* DIRECTIONS: Print each line exactly as it is given.

>> Begin

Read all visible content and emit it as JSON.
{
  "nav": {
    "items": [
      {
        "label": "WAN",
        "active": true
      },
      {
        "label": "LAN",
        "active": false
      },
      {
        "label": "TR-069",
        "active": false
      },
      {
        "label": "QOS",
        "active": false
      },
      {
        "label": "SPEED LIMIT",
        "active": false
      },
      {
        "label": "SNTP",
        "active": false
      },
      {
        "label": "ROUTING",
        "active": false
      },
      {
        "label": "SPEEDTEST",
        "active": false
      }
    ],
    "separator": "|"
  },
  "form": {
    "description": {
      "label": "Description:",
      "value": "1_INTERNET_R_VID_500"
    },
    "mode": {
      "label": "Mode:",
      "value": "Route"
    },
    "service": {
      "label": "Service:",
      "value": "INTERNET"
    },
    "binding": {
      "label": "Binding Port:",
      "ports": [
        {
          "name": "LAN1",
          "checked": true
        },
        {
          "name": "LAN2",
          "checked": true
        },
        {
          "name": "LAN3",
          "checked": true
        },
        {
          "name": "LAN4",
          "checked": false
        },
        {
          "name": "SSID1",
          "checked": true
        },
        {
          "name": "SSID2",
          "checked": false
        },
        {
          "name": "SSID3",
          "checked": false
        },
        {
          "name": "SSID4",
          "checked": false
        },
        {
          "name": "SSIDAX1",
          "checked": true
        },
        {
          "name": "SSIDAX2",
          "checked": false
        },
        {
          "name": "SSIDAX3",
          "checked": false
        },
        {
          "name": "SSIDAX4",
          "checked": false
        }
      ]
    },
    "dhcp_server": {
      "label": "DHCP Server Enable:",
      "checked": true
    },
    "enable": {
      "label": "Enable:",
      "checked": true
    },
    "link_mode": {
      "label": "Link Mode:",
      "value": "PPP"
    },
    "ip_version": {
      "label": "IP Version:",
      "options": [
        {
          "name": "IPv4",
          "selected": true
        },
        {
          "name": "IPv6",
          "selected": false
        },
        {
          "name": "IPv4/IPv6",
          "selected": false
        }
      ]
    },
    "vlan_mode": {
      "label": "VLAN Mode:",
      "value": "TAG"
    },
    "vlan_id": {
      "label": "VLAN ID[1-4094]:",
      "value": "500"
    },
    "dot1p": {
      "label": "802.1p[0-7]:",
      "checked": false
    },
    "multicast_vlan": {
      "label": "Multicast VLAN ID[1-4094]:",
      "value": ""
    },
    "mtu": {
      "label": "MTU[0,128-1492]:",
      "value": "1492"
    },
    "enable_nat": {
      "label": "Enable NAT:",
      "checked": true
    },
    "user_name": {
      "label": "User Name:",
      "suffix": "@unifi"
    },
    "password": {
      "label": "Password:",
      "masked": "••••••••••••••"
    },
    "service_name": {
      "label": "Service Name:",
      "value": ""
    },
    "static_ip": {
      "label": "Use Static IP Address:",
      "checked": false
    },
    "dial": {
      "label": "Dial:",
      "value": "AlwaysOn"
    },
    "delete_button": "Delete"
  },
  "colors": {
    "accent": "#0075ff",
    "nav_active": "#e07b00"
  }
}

>> End

* RIGHT ANSWER:
Read all visible content and emit it as JSON.
{
  "nav": {
    "items": [
      {
        "label": "WAN",
        "active": true
      },
      {
        "label": "LAN",
        "active": false
      },
      {
        "label": "TR-069",
        "active": false
      },
      {
        "label": "QOS",
        "active": false
      },
      {
        "label": "SPEED LIMIT",
        "active": false
      },
      {
        "label": "SNTP",
        "active": false
      },
      {
        "label": "ROUTING",
        "active": false
      },
      {
        "label": "SPEEDTEST",
        "active": false
      }
    ],
    "separator": "|"
  },
  "form": {
    "description": {
      "label": "Description:",
      "value": "1_INTERNET_R_VID_500"
    },
    "mode": {
      "label": "Mode:",
      "value": "Route"
    },
    "service": {
      "label": "Service:",
      "value": "INTERNET"
    },
    "binding": {
      "label": "Binding Port:",
      "ports": [
        {
          "name": "LAN1",
          "checked": true
        },
        {
          "name": "LAN2",
          "checked": true
        },
        {
          "name": "LAN3",
          "checked": true
        },
        {
          "name": "LAN4",
          "checked": false
        },
        {
          "name": "SSID1",
          "checked": true
        },
        {
          "name": "SSID2",
          "checked": false
        },
        {
          "name": "SSID3",
          "checked": false
        },
        {
          "name": "SSID4",
          "checked": false
        },
        {
          "name": "SSIDAX1",
          "checked": true
        },
        {
          "name": "SSIDAX2",
          "checked": false
        },
        {
          "name": "SSIDAX3",
          "checked": false
        },
        {
          "name": "SSIDAX4",
          "checked": false
        }
      ]
    },
    "dhcp_server": {
      "label": "DHCP Server Enable:",
      "checked": true
    },
    "enable": {
      "label": "Enable:",
      "checked": true
    },
    "link_mode": {
      "label": "Link Mode:",
      "value": "PPP"
    },
    "ip_version": {
      "label": "IP Version:",
      "options": [
        {
          "name": "IPv4",
          "selected": true
        },
        {
          "name": "IPv6",
          "selected": false
        },
        {
          "name": "IPv4/IPv6",
          "selected": false
        }
      ]
    },
    "vlan_mode": {
      "label": "VLAN Mode:",
      "value": "TAG"
    },
    "vlan_id": {
      "label": "VLAN ID[1-4094]:",
      "value": "500"
    },
    "dot1p": {
      "label": "802.1p[0-7]:",
      "checked": false
    },
    "multicast_vlan": {
      "label": "Multicast VLAN ID[1-4094]:",
      "value": ""
    },
    "mtu": {
      "label": "MTU[0,128-1492]:",
      "value": "1492"
    },
    "enable_nat": {
      "label": "Enable NAT:",
      "checked": true
    },
    "user_name": {
      "label": "User Name:",
      "suffix": "@unifi"
    },
    "password": {
      "label": "Password:",
      "masked": "••••••••••••••"
    },
    "service_name": {
      "label": "Service Name:",
      "value": ""
    },
    "static_ip": {
      "label": "Use Static IP Address:",
      "checked": false
    },
    "dial": {
      "label": "Dial:",
      "value": "AlwaysOn"
    },
    "delete_button": "Delete"
  },
  "colors": {
    "accent": "#0075ff",
    "nav_active": "#e07b00"
  }
}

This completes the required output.